Rows from a dataset ::
-=-=-=-=-

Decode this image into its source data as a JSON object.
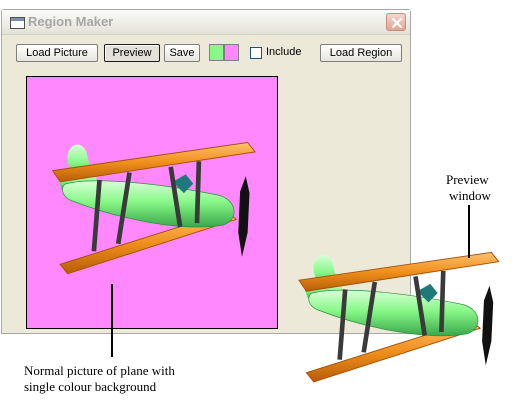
{
  "window": {
    "title": "Region Maker",
    "title_icon": "app-window-icon",
    "close_icon": "close-icon"
  },
  "toolbar": {
    "load_picture_label": "Load Picture",
    "preview_label": "Preview",
    "save_label": "Save",
    "include_label": "Include",
    "include_checked": false,
    "load_region_label": "Load Region",
    "swatch_colors": [
      "#88f888",
      "#ff88ff"
    ]
  },
  "preview": {
    "background_color": "#ff88ff"
  },
  "annotations": {
    "preview_line1": "Preview",
    "preview_line2": "window",
    "normal_line1": "Normal picture of plane with",
    "normal_line2": "single colour background"
  },
  "colors": {
    "plane_body": "#88f888",
    "plane_wings": "#f0901c",
    "struts": "#3a3a3a"
  }
}
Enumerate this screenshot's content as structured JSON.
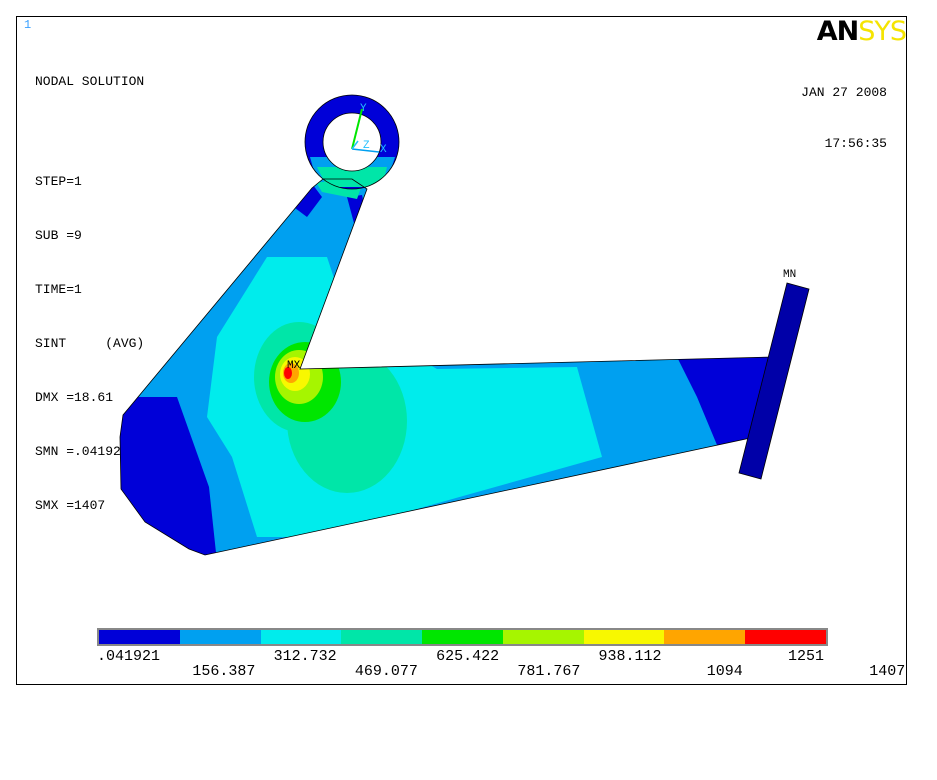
{
  "window_number": "1",
  "title": "NODAL SOLUTION",
  "info": [
    "STEP=1",
    "SUB =9",
    "TIME=1",
    "SINT     (AVG)",
    "DMX =18.61",
    "SMN =.041921",
    "SMX =1407"
  ],
  "logo": {
    "part1": "AN",
    "part2": "SYS"
  },
  "date": "JAN 27 2008",
  "time": "17:56:35",
  "markers": {
    "max": "MX",
    "min": "MN"
  },
  "axes": {
    "y": "Y",
    "z": "Z",
    "x": "X"
  },
  "legend": {
    "colors": [
      "#0000d8",
      "#00a0f0",
      "#00ecec",
      "#00e6a8",
      "#00e600",
      "#a6f500",
      "#f8f800",
      "#ffa500",
      "#ff0000"
    ],
    "labels_top": [
      ".041921",
      "312.732",
      "625.422",
      "938.112",
      "1251"
    ],
    "labels_bottom": [
      "156.387",
      "469.077",
      "781.767",
      "1094",
      "1407"
    ]
  }
}
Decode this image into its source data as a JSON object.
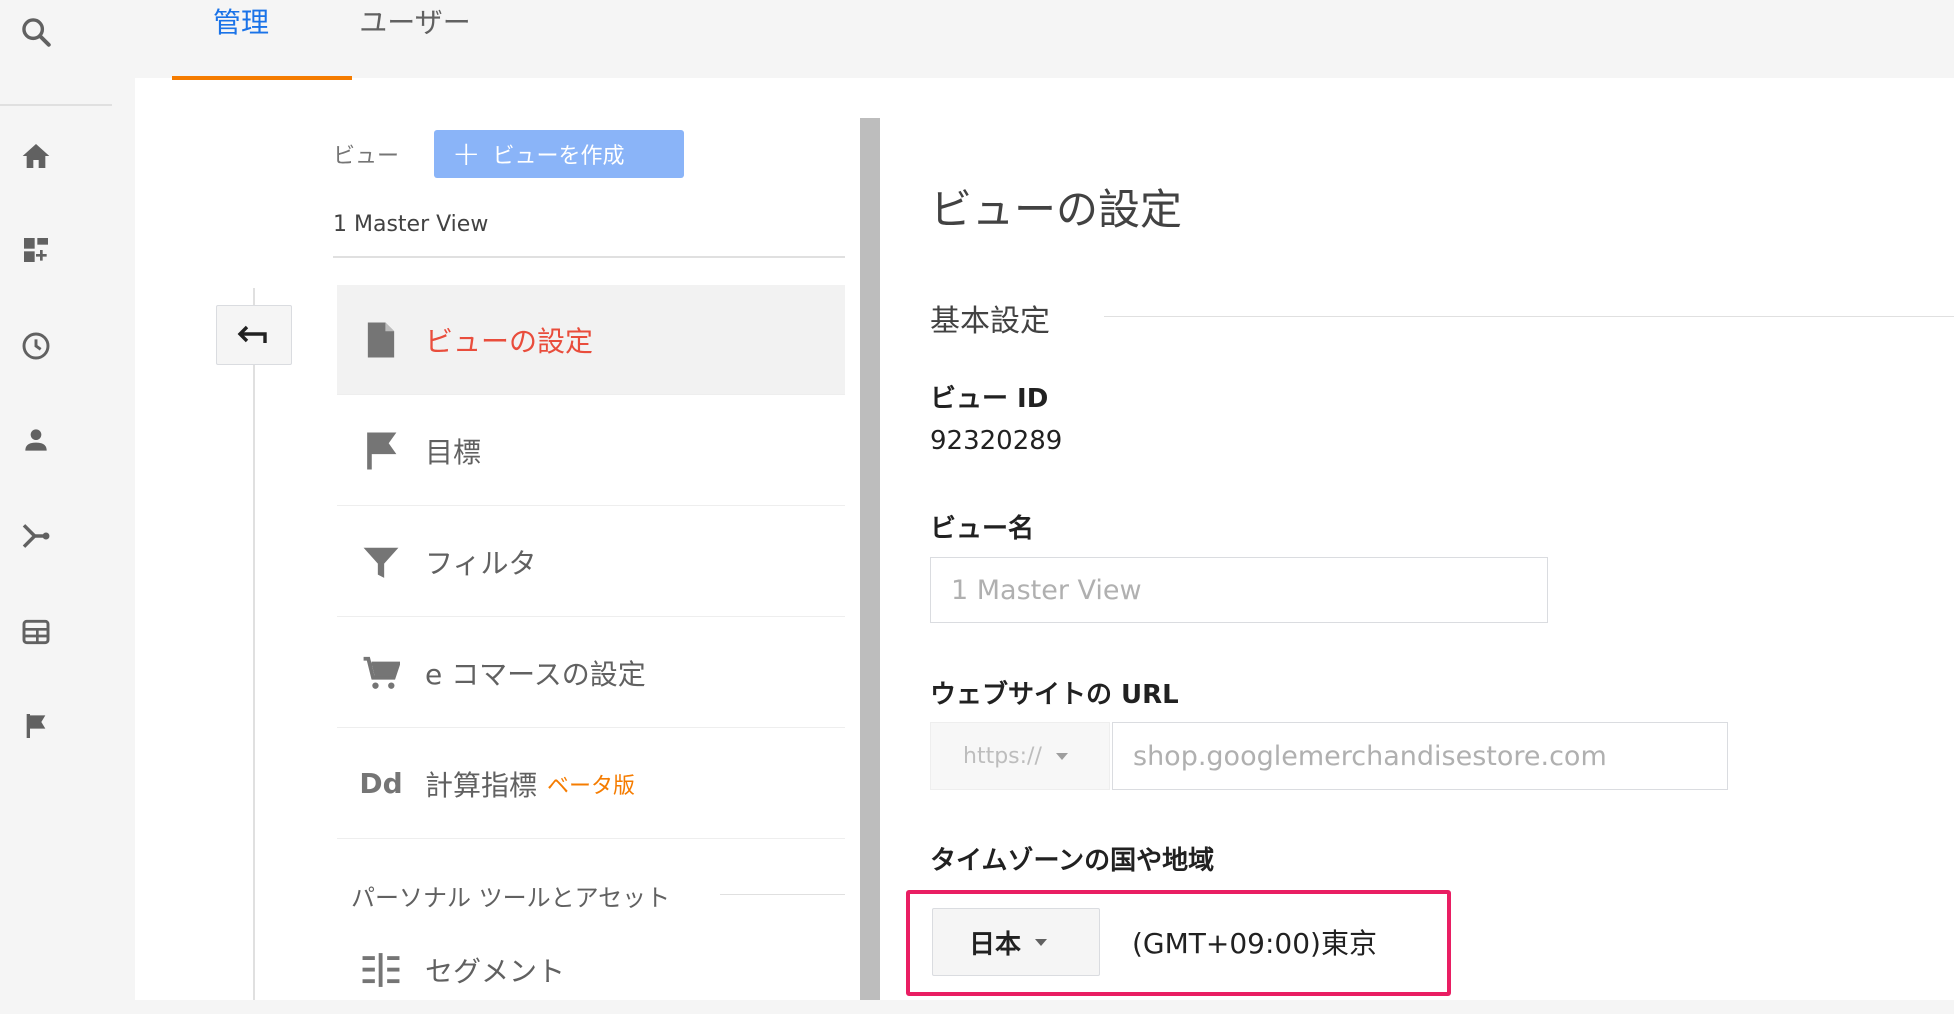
{
  "nav_tabs": [
    {
      "label": "管理",
      "active": true
    },
    {
      "label": "ユーザー",
      "active": false
    }
  ],
  "rail_icons": [
    "search-icon",
    "home-icon",
    "dashboard-icon",
    "clock-icon",
    "person-icon",
    "acquisition-icon",
    "content-icon",
    "flag-icon"
  ],
  "view_column": {
    "label": "ビュー",
    "create_button": "ビューを作成",
    "selected_view": "1 Master View",
    "menu": [
      {
        "label": "ビューの設定",
        "icon": "document-icon",
        "active": true
      },
      {
        "label": "目標",
        "icon": "flag-icon"
      },
      {
        "label": "フィルタ",
        "icon": "filter-icon"
      },
      {
        "label": "e コマースの設定",
        "icon": "cart-icon"
      },
      {
        "label": "計算指標",
        "icon": "dd-icon",
        "badge": "ベータ版",
        "icon_text": "Dd"
      }
    ],
    "personal_section": "パーソナル ツールとアセット",
    "segment_label": "セグメント"
  },
  "settings": {
    "page_title": "ビューの設定",
    "section_title": "基本設定",
    "view_id_label": "ビュー ID",
    "view_id": "92320289",
    "view_name_label": "ビュー名",
    "view_name_value": "1 Master View",
    "website_url_label": "ウェブサイトの URL",
    "url_protocol": "https://",
    "url_value": "shop.googlemerchandisestore.com",
    "timezone_label": "タイムゾーンの国や地域",
    "timezone_country": "日本",
    "timezone_value": "(GMT+09:00)東京"
  },
  "colors": {
    "accent_blue": "#1a73e8",
    "tab_underline": "#f57c00",
    "active_menu_red": "#e94d3c",
    "highlight_pink": "#e91e63",
    "beta_orange": "#f57c00"
  }
}
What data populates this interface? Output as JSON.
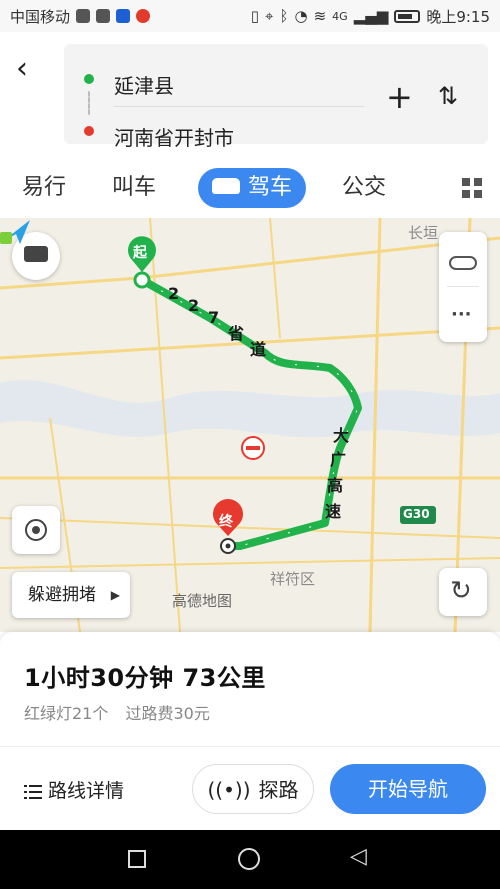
{
  "status": {
    "carrier": "中国移动",
    "time": "晚上9:15",
    "signal": "4G",
    "badge_text": "吧"
  },
  "route": {
    "start": "延津县",
    "end": "河南省开封市"
  },
  "tabs": [
    {
      "label": "易行"
    },
    {
      "label": "叫车"
    },
    {
      "label": "驾车"
    },
    {
      "label": "公交"
    }
  ],
  "map": {
    "labels": {
      "changyuan": "长垣",
      "xiangfu": "祥符区",
      "g30": "G30",
      "start_marker": "起",
      "end_marker": "终"
    },
    "road_227": [
      "2",
      "2",
      "7",
      "省",
      "道"
    ],
    "road_daguang": [
      "大",
      "广",
      "高",
      "速"
    ],
    "avoid_label": "躲避拥堵",
    "gaode": "高德地图"
  },
  "summary": {
    "duration_distance": "1小时30分钟  73公里",
    "lights": "红绿灯21个",
    "toll": "过路费30元"
  },
  "actions": {
    "details": "路线详情",
    "explore": "探路",
    "navigate": "开始导航"
  },
  "colors": {
    "accent": "#3b88f0",
    "route": "#22b24c",
    "start_dot": "#22b24c",
    "end_dot": "#e63a2e"
  }
}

-=-=-=-=-

Give the number of lines that hold the word "this" in these records, with nothing added.

4